Set the listing down again exactly, please, apart from its pictures.

• • •

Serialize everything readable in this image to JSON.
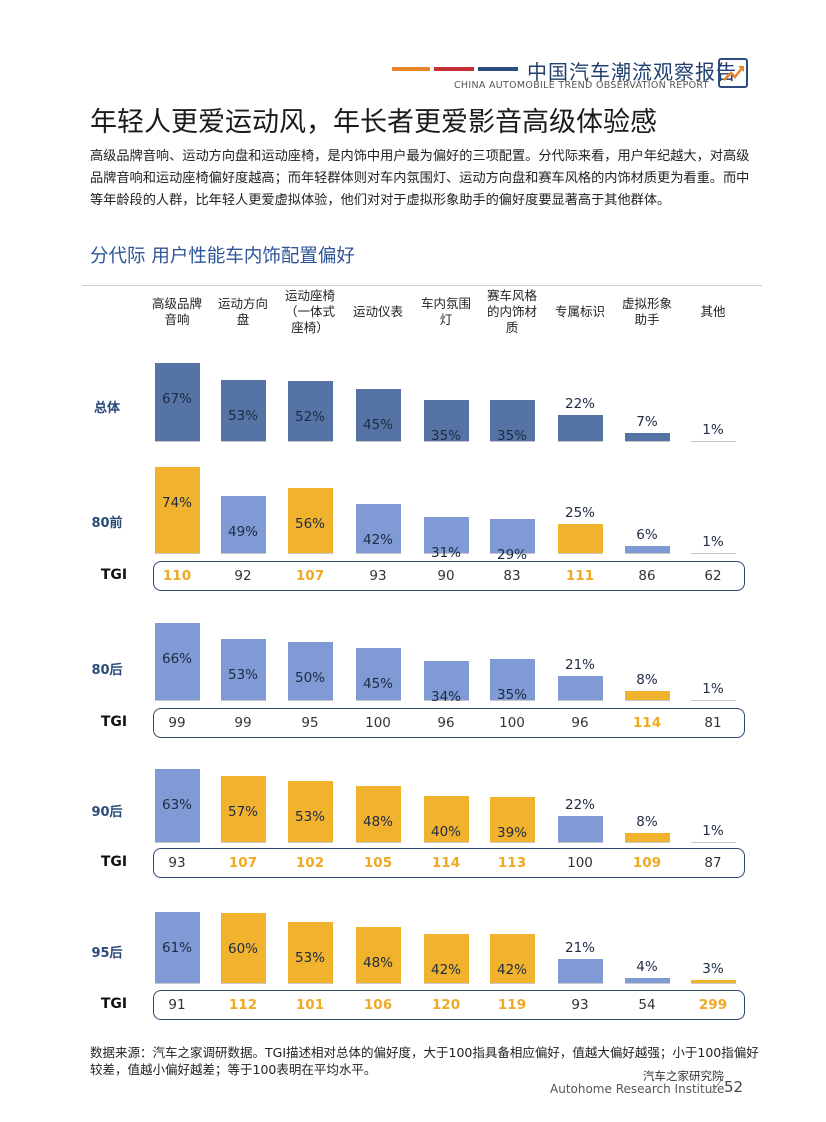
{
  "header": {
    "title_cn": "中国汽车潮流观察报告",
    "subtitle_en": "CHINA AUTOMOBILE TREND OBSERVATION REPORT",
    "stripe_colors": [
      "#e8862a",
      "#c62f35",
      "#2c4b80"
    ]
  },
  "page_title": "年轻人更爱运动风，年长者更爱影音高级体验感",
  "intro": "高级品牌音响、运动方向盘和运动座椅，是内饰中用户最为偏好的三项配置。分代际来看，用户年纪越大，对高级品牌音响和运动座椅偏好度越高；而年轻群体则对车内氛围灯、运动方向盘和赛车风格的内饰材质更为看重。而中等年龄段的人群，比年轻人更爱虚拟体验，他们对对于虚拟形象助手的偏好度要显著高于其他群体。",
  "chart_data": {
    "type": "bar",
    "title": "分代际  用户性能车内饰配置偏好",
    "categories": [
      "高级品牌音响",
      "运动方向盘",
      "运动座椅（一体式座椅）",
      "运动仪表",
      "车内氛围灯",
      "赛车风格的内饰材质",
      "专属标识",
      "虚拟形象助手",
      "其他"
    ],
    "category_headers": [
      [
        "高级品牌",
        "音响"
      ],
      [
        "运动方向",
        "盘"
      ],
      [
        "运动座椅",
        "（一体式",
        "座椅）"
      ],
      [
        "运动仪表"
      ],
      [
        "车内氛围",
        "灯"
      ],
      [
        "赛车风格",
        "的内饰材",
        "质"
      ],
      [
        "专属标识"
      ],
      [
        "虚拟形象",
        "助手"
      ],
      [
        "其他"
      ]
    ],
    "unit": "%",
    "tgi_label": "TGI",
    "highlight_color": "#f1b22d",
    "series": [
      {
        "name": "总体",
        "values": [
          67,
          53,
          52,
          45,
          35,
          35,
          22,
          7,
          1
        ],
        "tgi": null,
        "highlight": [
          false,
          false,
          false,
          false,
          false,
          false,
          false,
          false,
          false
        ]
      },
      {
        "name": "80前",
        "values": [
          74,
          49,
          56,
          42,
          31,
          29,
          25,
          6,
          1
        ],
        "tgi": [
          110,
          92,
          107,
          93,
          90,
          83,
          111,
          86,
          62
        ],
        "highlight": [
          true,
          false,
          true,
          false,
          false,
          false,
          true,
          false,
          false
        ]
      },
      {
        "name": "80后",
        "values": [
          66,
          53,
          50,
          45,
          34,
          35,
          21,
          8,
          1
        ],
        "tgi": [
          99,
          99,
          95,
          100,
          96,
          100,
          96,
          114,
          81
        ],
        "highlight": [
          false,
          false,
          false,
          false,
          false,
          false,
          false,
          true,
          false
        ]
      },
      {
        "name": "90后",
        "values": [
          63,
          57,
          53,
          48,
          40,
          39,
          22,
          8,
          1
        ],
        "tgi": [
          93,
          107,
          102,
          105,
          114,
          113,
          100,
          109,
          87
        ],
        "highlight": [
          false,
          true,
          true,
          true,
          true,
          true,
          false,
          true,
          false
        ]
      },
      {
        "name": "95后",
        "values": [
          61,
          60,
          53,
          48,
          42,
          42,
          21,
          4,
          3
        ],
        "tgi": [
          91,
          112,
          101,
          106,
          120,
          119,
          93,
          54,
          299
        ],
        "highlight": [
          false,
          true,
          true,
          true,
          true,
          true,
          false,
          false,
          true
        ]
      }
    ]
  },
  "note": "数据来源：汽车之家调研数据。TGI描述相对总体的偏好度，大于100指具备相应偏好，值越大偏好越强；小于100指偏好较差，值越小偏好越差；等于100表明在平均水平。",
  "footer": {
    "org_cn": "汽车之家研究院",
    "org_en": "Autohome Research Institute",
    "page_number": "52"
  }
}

• • •

Finished answer:
Serialize everything readable in this image to JSON.
{
  "header": {
    "title_cn": "中国汽车潮流观察报告",
    "subtitle_en": "CHINA AUTOMOBILE TREND OBSERVATION REPORT",
    "stripe_colors": [
      "#e8862a",
      "#c62f35",
      "#2c4b80"
    ]
  },
  "page_title": "年轻人更爱运动风，年长者更爱影音高级体验感",
  "intro": "高级品牌音响、运动方向盘和运动座椅，是内饰中用户最为偏好的三项配置。分代际来看，用户年纪越大，对高级品牌音响和运动座椅偏好度越高；而年轻群体则对车内氛围灯、运动方向盘和赛车风格的内饰材质更为看重。而中等年龄段的人群，比年轻人更爱虚拟体验，他们对对于虚拟形象助手的偏好度要显著高于其他群体。",
  "chart_data": {
    "type": "bar",
    "title": "分代际  用户性能车内饰配置偏好",
    "categories": [
      "高级品牌音响",
      "运动方向盘",
      "运动座椅（一体式座椅）",
      "运动仪表",
      "车内氛围灯",
      "赛车风格的内饰材质",
      "专属标识",
      "虚拟形象助手",
      "其他"
    ],
    "category_headers": [
      [
        "高级品牌",
        "音响"
      ],
      [
        "运动方向",
        "盘"
      ],
      [
        "运动座椅",
        "（一体式",
        "座椅）"
      ],
      [
        "运动仪表"
      ],
      [
        "车内氛围",
        "灯"
      ],
      [
        "赛车风格",
        "的内饰材",
        "质"
      ],
      [
        "专属标识"
      ],
      [
        "虚拟形象",
        "助手"
      ],
      [
        "其他"
      ]
    ],
    "unit": "%",
    "tgi_label": "TGI",
    "highlight_color": "#f1b22d",
    "series": [
      {
        "name": "总体",
        "values": [
          67,
          53,
          52,
          45,
          35,
          35,
          22,
          7,
          1
        ],
        "tgi": null,
        "highlight": [
          false,
          false,
          false,
          false,
          false,
          false,
          false,
          false,
          false
        ]
      },
      {
        "name": "80前",
        "values": [
          74,
          49,
          56,
          42,
          31,
          29,
          25,
          6,
          1
        ],
        "tgi": [
          110,
          92,
          107,
          93,
          90,
          83,
          111,
          86,
          62
        ],
        "highlight": [
          true,
          false,
          true,
          false,
          false,
          false,
          true,
          false,
          false
        ]
      },
      {
        "name": "80后",
        "values": [
          66,
          53,
          50,
          45,
          34,
          35,
          21,
          8,
          1
        ],
        "tgi": [
          99,
          99,
          95,
          100,
          96,
          100,
          96,
          114,
          81
        ],
        "highlight": [
          false,
          false,
          false,
          false,
          false,
          false,
          false,
          true,
          false
        ]
      },
      {
        "name": "90后",
        "values": [
          63,
          57,
          53,
          48,
          40,
          39,
          22,
          8,
          1
        ],
        "tgi": [
          93,
          107,
          102,
          105,
          114,
          113,
          100,
          109,
          87
        ],
        "highlight": [
          false,
          true,
          true,
          true,
          true,
          true,
          false,
          true,
          false
        ]
      },
      {
        "name": "95后",
        "values": [
          61,
          60,
          53,
          48,
          42,
          42,
          21,
          4,
          3
        ],
        "tgi": [
          91,
          112,
          101,
          106,
          120,
          119,
          93,
          54,
          299
        ],
        "highlight": [
          false,
          true,
          true,
          true,
          true,
          true,
          false,
          false,
          true
        ]
      }
    ]
  },
  "note": "数据来源：汽车之家调研数据。TGI描述相对总体的偏好度，大于100指具备相应偏好，值越大偏好越强；小于100指偏好较差，值越小偏好越差；等于100表明在平均水平。",
  "footer": {
    "org_cn": "汽车之家研究院",
    "org_en": "Autohome Research Institute",
    "page_number": "52"
  }
}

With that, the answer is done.